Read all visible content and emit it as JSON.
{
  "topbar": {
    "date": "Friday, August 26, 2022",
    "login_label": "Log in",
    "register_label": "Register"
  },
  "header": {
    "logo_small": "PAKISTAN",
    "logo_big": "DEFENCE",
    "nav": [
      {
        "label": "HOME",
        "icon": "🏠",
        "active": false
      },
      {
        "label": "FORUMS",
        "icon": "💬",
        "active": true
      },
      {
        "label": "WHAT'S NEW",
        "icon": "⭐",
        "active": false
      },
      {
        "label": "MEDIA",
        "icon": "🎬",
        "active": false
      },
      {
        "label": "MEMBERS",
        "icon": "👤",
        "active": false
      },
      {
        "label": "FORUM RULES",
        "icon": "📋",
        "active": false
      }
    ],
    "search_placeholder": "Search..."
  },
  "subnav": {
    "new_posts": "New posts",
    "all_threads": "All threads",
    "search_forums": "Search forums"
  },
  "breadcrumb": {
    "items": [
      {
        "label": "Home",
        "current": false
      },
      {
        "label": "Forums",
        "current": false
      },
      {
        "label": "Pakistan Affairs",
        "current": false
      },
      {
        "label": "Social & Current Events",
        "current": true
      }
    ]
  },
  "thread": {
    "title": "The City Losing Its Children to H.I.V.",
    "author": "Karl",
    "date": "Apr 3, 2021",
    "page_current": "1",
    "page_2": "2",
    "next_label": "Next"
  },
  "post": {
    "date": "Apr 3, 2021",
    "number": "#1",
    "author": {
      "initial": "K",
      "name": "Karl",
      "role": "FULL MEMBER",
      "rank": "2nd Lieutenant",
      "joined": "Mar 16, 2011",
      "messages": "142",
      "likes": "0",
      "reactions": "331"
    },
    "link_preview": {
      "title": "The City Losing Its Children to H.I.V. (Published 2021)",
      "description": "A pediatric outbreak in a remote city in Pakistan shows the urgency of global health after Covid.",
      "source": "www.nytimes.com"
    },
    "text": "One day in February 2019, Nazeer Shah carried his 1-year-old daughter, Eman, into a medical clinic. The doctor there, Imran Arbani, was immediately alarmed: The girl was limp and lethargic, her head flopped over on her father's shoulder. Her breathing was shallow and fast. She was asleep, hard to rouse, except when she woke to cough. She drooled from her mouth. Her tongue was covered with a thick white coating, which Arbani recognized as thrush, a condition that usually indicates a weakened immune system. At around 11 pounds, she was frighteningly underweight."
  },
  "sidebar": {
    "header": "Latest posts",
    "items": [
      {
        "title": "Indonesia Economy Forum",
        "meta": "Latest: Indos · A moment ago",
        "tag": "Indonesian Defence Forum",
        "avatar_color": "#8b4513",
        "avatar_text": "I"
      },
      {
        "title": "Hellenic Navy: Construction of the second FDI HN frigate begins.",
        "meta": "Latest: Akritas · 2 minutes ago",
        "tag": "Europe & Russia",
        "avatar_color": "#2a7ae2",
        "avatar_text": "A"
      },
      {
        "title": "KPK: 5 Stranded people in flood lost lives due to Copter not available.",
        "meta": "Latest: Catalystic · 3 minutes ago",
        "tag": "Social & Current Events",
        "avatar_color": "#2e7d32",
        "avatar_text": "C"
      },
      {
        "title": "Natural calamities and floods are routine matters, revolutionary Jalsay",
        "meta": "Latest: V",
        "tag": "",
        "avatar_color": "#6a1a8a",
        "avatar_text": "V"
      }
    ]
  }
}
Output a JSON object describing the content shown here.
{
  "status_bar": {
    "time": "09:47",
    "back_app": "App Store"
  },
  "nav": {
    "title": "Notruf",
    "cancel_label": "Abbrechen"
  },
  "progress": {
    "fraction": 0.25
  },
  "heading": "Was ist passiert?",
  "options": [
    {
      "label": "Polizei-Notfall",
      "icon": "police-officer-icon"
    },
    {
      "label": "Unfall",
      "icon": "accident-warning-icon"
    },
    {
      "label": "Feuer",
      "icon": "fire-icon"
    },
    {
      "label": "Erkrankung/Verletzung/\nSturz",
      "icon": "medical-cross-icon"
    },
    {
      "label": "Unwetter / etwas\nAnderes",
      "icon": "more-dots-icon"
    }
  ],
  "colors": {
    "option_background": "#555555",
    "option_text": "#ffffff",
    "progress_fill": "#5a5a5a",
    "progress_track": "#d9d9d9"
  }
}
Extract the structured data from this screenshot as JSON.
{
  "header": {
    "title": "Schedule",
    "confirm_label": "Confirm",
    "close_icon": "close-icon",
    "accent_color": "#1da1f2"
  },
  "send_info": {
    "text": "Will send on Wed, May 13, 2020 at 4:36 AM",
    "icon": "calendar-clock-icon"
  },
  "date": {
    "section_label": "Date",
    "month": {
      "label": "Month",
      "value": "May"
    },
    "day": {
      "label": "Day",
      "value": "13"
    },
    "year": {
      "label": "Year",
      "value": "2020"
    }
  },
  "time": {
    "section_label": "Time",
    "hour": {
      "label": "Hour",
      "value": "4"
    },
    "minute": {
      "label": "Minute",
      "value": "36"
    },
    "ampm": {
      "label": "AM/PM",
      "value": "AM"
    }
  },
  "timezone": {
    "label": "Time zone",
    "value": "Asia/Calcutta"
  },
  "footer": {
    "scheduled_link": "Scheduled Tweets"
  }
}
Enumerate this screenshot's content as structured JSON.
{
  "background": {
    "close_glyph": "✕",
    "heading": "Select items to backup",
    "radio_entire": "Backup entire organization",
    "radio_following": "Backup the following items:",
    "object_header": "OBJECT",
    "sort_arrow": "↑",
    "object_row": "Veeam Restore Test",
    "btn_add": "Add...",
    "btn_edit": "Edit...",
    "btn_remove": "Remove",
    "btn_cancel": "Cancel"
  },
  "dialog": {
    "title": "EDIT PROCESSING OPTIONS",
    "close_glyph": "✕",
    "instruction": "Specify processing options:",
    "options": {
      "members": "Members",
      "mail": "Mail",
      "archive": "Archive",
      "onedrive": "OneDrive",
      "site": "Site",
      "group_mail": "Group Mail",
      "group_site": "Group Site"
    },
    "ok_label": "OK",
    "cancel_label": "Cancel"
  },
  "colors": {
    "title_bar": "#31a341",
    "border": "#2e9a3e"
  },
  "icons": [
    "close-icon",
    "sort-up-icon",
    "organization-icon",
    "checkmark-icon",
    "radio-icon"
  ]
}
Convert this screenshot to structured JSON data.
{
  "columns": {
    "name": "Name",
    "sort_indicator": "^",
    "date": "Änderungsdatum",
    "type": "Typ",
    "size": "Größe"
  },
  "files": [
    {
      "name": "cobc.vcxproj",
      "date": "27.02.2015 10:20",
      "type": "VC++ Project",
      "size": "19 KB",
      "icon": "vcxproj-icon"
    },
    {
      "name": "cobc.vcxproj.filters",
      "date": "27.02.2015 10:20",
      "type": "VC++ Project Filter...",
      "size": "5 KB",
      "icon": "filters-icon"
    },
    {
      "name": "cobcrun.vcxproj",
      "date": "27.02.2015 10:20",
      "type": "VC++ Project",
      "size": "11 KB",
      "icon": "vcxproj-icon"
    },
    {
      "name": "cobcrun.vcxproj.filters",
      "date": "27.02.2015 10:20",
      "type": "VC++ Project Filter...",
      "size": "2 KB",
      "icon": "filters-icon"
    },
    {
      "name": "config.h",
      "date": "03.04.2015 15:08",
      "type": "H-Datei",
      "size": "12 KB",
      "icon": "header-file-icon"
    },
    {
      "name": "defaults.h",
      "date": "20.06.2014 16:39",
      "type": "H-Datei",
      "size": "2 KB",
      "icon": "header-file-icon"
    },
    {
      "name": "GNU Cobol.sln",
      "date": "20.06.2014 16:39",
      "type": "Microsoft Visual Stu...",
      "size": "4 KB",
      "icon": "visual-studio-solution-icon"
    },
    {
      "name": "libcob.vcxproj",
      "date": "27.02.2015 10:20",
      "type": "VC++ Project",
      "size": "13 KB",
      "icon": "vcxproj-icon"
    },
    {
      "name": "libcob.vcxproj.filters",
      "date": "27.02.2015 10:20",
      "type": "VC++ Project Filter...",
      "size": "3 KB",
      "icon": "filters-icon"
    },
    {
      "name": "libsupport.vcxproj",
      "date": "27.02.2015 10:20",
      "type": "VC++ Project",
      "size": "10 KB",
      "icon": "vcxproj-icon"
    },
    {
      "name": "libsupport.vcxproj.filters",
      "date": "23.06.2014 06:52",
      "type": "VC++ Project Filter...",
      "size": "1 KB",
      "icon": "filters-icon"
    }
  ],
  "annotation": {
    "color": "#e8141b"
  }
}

# # # #

▶ [Task requirements]:
Determine the number of lines in the listing that hold the word "content", and supply that number and nothing further.

▶ [Exercise output]:
3